◆ EXERCISE TASK
Among the lines of these entries, how many hold the word "navigation"? State only the number.

--- --- ---

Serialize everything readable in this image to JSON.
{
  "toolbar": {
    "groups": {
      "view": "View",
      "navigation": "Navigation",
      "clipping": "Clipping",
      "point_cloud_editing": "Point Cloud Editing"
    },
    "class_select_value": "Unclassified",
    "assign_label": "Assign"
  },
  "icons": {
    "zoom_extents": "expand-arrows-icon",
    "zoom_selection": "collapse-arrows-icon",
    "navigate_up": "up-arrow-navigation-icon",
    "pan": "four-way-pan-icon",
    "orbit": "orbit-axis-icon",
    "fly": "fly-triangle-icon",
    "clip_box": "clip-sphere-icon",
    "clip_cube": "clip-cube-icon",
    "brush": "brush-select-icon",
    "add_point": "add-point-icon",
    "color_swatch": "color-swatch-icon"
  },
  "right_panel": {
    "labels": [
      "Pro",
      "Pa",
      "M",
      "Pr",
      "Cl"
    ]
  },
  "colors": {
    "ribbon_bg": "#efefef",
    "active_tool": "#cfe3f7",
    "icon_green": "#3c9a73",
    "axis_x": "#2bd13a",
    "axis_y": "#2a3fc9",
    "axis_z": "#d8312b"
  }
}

--- --- ---

◆ FULL RESPONSE
2